JOB :: Give the number of lines in the records below that include "xlabel". Reply with that number alone.

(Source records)
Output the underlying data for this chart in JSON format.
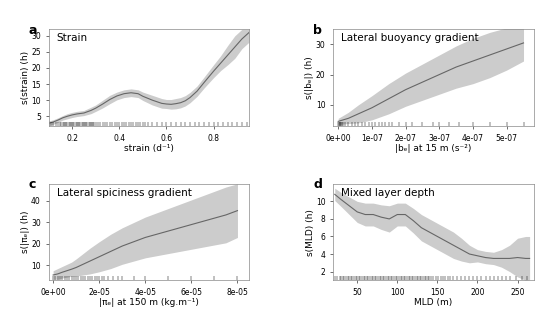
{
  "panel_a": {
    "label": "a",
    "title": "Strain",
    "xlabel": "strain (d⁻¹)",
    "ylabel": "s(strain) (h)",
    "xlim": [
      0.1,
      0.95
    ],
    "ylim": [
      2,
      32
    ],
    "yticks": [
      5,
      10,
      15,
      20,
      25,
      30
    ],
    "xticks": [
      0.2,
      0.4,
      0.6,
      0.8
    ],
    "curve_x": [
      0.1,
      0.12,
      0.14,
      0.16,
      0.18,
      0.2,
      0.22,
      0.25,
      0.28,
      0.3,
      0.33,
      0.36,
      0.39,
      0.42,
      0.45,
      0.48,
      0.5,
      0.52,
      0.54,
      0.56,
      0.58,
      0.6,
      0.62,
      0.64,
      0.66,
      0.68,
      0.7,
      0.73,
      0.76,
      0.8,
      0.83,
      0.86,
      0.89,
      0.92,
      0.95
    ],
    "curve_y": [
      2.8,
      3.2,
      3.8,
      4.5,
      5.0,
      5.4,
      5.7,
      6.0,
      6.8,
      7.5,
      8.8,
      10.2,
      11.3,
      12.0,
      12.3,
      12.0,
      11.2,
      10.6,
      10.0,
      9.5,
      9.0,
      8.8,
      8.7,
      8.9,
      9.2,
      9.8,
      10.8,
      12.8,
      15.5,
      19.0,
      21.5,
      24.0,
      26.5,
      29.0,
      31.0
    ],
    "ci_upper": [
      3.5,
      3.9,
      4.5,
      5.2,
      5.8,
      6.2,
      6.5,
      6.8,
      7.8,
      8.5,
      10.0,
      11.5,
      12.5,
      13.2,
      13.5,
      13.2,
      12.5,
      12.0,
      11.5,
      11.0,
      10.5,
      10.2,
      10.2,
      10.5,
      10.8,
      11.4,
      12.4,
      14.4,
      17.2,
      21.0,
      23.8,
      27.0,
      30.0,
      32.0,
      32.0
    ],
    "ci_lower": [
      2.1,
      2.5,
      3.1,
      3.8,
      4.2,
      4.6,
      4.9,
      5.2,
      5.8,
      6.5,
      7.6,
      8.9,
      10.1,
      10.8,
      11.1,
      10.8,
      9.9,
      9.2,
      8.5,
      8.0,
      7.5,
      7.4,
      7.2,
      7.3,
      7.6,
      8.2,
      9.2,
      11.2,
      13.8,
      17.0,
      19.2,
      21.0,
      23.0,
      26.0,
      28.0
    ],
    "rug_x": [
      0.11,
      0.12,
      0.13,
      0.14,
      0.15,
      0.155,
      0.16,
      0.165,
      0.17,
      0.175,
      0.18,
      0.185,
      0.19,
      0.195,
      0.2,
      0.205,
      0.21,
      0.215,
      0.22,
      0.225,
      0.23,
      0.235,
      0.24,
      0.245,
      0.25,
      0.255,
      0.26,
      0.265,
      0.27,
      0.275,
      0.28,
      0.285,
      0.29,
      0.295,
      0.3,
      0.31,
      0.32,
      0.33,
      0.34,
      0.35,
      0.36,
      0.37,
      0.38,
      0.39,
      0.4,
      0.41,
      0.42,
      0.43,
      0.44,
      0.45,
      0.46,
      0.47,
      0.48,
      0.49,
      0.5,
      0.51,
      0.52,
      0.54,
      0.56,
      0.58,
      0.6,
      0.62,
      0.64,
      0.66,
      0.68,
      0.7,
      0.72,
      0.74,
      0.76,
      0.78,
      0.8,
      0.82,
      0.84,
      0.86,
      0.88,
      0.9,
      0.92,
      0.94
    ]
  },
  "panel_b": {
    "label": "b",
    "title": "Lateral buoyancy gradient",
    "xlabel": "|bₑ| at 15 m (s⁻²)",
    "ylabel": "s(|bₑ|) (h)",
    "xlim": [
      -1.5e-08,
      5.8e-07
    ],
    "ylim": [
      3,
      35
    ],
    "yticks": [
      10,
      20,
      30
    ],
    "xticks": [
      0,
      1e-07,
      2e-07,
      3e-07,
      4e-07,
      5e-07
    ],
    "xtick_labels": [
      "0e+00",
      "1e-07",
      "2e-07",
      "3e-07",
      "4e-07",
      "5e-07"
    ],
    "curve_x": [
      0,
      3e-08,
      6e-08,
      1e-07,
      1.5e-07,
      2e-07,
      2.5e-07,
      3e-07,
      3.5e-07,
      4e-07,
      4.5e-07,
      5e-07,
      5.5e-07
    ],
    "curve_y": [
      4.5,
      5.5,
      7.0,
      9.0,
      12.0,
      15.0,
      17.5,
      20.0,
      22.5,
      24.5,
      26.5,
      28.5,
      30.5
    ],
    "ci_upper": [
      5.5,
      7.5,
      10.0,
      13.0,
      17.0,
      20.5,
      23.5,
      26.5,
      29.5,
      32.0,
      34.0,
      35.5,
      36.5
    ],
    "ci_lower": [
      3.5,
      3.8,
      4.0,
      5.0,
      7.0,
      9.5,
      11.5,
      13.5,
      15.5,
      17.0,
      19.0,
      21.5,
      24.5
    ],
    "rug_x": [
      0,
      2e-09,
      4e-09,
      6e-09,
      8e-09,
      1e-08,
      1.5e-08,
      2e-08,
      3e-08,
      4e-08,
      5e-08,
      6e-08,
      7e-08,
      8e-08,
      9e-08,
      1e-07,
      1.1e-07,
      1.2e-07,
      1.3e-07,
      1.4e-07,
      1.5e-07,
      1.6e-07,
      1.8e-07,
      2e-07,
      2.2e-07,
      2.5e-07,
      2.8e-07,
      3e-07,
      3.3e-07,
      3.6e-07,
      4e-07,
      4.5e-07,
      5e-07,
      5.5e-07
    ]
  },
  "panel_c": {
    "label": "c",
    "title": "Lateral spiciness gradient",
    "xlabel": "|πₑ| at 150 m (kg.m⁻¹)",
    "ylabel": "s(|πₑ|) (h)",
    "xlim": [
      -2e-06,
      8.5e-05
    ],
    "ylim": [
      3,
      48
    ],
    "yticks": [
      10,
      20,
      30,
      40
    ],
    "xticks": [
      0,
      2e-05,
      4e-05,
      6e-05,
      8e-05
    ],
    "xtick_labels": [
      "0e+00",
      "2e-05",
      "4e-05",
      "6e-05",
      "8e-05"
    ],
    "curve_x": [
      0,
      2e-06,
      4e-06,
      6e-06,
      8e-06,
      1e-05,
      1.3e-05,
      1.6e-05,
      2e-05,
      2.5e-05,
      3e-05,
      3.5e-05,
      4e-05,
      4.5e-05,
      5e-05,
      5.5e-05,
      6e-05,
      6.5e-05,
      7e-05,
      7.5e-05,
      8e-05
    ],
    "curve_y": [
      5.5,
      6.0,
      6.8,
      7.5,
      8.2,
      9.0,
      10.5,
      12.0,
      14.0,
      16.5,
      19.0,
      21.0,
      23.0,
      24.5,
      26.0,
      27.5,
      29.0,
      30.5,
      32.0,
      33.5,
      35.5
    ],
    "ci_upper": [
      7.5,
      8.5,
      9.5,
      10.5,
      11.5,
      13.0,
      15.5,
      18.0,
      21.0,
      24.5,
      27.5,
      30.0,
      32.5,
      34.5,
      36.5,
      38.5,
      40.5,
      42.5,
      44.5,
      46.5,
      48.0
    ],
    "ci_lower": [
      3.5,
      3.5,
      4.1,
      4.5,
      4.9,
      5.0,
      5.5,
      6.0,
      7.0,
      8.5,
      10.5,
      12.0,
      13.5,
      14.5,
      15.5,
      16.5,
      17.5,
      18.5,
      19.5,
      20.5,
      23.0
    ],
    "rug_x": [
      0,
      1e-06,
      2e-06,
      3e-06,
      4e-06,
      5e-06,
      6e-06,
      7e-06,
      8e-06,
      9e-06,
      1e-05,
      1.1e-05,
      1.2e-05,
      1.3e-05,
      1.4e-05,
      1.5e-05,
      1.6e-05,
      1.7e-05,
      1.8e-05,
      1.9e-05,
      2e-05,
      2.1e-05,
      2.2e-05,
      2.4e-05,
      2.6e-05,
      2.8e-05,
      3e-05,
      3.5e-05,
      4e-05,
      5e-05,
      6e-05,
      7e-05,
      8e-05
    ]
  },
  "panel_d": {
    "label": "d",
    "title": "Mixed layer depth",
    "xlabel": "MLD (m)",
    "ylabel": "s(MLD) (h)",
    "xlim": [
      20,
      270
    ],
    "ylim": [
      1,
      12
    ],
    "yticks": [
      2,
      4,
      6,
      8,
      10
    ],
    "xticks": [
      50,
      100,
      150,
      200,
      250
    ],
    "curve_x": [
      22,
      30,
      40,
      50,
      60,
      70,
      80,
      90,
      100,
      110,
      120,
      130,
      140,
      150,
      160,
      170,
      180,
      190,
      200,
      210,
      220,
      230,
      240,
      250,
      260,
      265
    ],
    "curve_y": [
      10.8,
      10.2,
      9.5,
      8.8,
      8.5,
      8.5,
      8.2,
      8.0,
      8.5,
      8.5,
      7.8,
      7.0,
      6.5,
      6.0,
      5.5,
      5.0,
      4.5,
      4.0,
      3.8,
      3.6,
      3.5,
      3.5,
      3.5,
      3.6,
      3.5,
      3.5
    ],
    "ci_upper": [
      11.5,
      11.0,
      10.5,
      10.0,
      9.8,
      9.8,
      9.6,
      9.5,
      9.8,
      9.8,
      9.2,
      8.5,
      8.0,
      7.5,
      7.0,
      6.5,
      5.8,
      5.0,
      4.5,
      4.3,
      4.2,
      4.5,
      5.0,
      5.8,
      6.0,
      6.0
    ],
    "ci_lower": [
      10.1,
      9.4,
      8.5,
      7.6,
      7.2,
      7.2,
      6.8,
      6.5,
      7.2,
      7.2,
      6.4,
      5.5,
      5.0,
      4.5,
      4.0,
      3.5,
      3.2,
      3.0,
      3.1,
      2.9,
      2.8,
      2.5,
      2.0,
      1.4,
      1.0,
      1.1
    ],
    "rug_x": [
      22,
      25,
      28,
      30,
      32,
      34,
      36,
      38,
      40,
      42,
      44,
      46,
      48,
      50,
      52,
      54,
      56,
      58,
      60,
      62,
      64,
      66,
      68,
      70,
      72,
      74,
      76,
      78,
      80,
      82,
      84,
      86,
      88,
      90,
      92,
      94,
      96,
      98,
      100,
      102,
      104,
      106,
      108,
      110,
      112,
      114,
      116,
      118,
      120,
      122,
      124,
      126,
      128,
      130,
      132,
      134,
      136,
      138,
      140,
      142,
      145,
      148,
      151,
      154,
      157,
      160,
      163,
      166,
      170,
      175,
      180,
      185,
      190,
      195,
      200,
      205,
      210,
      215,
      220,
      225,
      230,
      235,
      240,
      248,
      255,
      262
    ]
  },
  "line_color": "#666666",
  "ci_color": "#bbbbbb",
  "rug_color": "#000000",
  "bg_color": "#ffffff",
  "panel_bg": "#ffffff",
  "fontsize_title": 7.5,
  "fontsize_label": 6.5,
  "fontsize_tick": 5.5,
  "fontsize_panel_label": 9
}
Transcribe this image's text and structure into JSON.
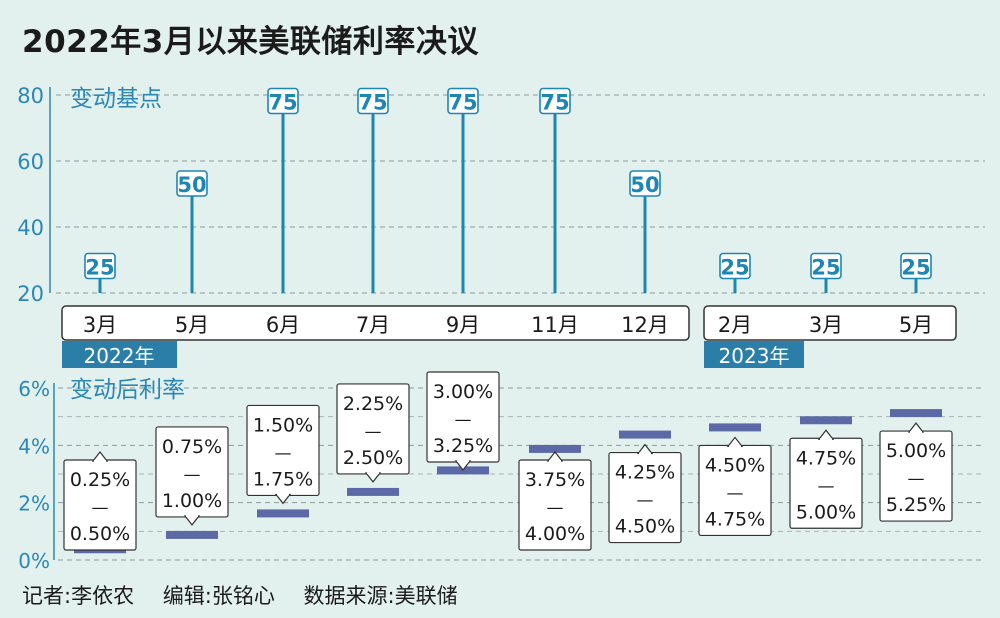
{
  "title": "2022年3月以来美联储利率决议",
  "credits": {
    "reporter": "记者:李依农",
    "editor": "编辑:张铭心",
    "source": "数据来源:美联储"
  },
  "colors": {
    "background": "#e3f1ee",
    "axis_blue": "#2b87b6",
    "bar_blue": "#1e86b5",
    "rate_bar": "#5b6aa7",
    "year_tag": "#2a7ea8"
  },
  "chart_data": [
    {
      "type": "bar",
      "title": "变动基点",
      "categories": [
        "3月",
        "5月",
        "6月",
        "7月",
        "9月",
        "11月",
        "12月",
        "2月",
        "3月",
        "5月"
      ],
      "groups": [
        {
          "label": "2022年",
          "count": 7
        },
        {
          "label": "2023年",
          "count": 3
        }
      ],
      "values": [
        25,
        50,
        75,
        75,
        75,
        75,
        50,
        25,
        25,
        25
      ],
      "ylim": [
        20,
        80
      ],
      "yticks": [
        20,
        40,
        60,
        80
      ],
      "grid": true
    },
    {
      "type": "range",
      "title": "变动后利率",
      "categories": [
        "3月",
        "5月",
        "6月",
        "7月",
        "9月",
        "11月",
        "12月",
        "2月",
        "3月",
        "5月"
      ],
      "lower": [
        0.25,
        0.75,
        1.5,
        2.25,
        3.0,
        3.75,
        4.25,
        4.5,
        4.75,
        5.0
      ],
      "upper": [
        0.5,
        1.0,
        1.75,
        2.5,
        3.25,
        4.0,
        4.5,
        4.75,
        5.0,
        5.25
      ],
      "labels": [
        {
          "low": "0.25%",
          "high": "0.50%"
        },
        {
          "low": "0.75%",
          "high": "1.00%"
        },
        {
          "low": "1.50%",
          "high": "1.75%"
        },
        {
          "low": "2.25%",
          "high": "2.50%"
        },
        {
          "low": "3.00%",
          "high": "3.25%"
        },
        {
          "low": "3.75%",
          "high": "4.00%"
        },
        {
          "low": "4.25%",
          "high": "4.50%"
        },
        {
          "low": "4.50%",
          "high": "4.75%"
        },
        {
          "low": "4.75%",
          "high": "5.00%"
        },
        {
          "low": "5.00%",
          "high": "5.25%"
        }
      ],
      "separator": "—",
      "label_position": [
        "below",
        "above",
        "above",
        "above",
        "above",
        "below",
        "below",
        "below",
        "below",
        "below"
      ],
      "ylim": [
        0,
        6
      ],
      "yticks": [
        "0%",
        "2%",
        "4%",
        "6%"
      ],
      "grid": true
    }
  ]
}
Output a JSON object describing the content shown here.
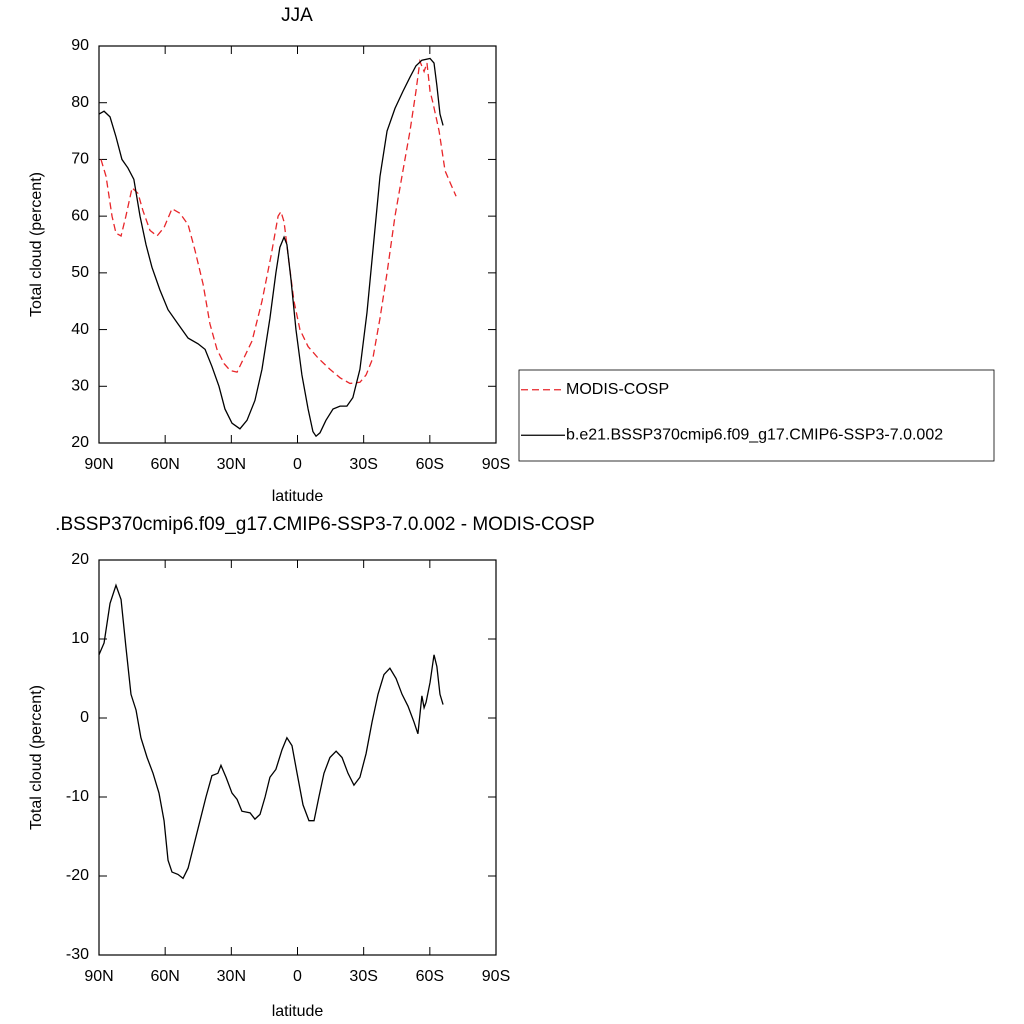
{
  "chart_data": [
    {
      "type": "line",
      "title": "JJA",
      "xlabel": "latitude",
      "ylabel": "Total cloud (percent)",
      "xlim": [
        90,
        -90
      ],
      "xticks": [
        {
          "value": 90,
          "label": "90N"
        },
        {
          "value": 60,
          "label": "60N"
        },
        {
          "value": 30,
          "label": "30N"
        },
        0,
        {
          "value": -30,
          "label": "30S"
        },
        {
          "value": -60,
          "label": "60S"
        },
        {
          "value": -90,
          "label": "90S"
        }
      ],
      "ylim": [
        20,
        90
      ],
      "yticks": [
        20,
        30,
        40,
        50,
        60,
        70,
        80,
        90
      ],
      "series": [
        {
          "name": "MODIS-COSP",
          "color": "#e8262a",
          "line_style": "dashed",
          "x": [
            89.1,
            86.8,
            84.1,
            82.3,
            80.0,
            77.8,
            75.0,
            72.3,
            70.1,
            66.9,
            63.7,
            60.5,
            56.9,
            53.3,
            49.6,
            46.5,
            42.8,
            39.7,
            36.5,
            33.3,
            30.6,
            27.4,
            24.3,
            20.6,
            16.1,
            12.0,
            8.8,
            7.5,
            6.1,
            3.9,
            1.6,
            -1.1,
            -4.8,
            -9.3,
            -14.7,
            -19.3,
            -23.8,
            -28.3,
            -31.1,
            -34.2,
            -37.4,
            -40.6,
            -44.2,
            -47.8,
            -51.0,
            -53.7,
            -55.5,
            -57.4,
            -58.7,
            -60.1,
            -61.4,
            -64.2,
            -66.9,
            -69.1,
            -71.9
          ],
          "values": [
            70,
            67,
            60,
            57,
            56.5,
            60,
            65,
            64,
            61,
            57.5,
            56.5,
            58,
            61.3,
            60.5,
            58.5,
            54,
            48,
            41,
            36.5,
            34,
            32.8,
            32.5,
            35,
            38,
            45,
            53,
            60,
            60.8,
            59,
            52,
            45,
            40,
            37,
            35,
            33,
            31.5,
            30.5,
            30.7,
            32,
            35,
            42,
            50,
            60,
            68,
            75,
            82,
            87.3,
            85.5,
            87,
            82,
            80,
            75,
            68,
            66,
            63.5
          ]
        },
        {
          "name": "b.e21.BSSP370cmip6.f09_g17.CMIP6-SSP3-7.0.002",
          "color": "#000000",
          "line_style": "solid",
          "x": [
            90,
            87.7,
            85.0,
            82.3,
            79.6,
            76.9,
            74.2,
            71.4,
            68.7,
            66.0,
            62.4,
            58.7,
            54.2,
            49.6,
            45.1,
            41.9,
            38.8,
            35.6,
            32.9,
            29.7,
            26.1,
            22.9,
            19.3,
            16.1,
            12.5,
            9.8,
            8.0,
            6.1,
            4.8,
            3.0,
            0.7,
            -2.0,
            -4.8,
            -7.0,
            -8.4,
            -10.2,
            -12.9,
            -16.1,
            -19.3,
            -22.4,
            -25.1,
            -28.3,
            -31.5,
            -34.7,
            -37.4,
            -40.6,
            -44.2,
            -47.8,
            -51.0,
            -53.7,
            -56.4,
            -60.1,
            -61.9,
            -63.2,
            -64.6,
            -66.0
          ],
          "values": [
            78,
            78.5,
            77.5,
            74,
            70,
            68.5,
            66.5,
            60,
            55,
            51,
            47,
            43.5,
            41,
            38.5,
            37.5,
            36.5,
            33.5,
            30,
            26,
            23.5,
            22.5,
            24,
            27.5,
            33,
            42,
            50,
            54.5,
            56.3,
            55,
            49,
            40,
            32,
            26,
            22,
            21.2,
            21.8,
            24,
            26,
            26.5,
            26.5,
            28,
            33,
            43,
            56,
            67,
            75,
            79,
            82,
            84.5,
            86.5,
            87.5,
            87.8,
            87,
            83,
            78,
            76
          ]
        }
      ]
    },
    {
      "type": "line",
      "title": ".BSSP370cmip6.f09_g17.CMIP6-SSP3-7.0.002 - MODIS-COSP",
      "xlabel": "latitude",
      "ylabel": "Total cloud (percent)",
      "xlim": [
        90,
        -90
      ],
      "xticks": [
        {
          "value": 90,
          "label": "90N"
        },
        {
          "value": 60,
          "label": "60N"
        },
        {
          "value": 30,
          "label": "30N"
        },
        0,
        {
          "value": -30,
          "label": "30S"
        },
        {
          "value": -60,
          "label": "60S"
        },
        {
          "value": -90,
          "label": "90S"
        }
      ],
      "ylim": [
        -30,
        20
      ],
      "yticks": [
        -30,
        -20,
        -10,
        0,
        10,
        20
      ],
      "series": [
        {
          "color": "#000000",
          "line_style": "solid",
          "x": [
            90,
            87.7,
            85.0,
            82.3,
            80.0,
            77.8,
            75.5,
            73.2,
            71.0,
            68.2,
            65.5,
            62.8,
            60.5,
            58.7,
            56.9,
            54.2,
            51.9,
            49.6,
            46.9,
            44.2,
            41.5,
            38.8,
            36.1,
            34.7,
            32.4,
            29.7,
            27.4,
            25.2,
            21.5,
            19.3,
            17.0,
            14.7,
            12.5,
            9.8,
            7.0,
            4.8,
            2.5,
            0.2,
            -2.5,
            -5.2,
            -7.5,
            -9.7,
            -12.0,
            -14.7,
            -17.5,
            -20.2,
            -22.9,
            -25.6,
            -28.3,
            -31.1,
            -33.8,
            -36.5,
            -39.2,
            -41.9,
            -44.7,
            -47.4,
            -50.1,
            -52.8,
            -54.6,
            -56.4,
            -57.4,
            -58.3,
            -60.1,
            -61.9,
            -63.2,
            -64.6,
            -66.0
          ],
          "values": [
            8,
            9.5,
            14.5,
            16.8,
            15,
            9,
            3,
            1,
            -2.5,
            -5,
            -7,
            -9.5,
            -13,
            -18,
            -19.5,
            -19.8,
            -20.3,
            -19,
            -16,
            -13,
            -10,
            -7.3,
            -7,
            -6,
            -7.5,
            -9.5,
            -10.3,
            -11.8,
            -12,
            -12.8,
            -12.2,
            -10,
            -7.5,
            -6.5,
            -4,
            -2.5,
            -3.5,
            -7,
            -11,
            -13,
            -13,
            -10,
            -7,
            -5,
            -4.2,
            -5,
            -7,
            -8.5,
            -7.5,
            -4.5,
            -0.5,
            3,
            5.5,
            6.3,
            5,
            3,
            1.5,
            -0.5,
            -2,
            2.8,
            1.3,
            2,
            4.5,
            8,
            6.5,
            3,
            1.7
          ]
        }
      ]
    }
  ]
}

TASK ANSWER :: 6